*Source records*:
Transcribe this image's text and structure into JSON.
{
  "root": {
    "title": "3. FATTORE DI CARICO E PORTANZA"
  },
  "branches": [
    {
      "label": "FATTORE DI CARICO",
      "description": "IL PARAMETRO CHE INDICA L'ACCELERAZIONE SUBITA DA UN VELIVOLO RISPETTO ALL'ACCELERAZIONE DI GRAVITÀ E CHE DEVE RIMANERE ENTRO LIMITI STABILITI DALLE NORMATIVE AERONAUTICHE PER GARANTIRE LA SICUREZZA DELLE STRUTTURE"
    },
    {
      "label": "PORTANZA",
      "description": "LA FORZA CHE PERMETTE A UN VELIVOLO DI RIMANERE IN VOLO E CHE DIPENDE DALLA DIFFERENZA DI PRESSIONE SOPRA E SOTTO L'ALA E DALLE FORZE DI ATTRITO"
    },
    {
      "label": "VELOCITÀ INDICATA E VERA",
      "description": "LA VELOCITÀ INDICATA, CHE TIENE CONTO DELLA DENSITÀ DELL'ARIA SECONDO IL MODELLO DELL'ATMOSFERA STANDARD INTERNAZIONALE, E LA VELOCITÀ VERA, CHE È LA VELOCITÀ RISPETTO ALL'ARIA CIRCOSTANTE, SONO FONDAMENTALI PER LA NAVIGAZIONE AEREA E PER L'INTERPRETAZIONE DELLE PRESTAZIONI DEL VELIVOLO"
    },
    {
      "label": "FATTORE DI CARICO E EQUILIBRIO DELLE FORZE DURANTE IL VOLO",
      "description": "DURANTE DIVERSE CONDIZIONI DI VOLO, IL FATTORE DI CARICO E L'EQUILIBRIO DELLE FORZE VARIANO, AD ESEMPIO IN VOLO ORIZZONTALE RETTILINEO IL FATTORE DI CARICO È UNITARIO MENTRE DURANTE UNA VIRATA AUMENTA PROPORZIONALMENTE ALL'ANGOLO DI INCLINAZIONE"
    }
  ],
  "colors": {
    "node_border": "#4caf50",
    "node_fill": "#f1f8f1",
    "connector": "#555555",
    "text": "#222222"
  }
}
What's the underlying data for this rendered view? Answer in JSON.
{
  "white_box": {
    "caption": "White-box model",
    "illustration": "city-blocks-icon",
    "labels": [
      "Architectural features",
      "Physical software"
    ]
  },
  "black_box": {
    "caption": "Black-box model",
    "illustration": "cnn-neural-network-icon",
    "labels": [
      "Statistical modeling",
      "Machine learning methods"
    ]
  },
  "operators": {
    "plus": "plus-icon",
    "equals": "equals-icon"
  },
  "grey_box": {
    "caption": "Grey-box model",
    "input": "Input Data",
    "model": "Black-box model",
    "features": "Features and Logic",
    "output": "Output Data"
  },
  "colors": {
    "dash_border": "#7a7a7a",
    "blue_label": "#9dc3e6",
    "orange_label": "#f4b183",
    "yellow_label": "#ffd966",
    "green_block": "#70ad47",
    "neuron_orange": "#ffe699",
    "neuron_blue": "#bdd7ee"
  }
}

*Task requirements*:
Copy down the material exactly as written.

*The reply*:
Transcribe this image's text and structure into JSON.
{
  "root": {
    "title": "3. FATTORE DI CARICO E PORTANZA"
  },
  "branches": [
    {
      "label": "FATTORE DI CARICO",
      "description": "IL PARAMETRO CHE INDICA L'ACCELERAZIONE SUBITA DA UN VELIVOLO RISPETTO ALL'ACCELERAZIONE DI GRAVITÀ E CHE DEVE RIMANERE ENTRO LIMITI STABILITI DALLE NORMATIVE AERONAUTICHE PER GARANTIRE LA SICUREZZA DELLE STRUTTURE"
    },
    {
      "label": "PORTANZA",
      "description": "LA FORZA CHE PERMETTE A UN VELIVOLO DI RIMANERE IN VOLO E CHE DIPENDE DALLA DIFFERENZA DI PRESSIONE SOPRA E SOTTO L'ALA E DALLE FORZE DI ATTRITO"
    },
    {
      "label": "VELOCITÀ INDICATA E VERA",
      "description": "LA VELOCITÀ INDICATA, CHE TIENE CONTO DELLA DENSITÀ DELL'ARIA SECONDO IL MODELLO DELL'ATMOSFERA STANDARD INTERNAZIONALE, E LA VELOCITÀ VERA, CHE È LA VELOCITÀ RISPETTO ALL'ARIA CIRCOSTANTE, SONO FONDAMENTALI PER LA NAVIGAZIONE AEREA E PER L'INTERPRETAZIONE DELLE PRESTAZIONI DEL VELIVOLO"
    },
    {
      "label": "FATTORE DI CARICO E EQUILIBRIO DELLE FORZE DURANTE IL VOLO",
      "description": "DURANTE DIVERSE CONDIZIONI DI VOLO, IL FATTORE DI CARICO E L'EQUILIBRIO DELLE FORZE VARIANO, AD ESEMPIO IN VOLO ORIZZONTALE RETTILINEO IL FATTORE DI CARICO È UNITARIO MENTRE DURANTE UNA VIRATA AUMENTA PROPORZIONALMENTE ALL'ANGOLO DI INCLINAZIONE"
    }
  ],
  "colors": {
    "node_border": "#4caf50",
    "node_fill": "#f1f8f1",
    "connector": "#555555",
    "text": "#222222"
  }
}
What's the underlying data for this rendered view? Answer in JSON.
{
  "white_box": {
    "caption": "White-box model",
    "illustration": "city-blocks-icon",
    "labels": [
      "Architectural features",
      "Physical software"
    ]
  },
  "black_box": {
    "caption": "Black-box model",
    "illustration": "cnn-neural-network-icon",
    "labels": [
      "Statistical modeling",
      "Machine learning methods"
    ]
  },
  "operators": {
    "plus": "plus-icon",
    "equals": "equals-icon"
  },
  "grey_box": {
    "caption": "Grey-box model",
    "input": "Input Data",
    "model": "Black-box model",
    "features": "Features and Logic",
    "output": "Output Data"
  },
  "colors": {
    "dash_border": "#7a7a7a",
    "blue_label": "#9dc3e6",
    "orange_label": "#f4b183",
    "yellow_label": "#ffd966",
    "green_block": "#70ad47",
    "neuron_orange": "#ffe699",
    "neuron_blue": "#bdd7ee"
  }
}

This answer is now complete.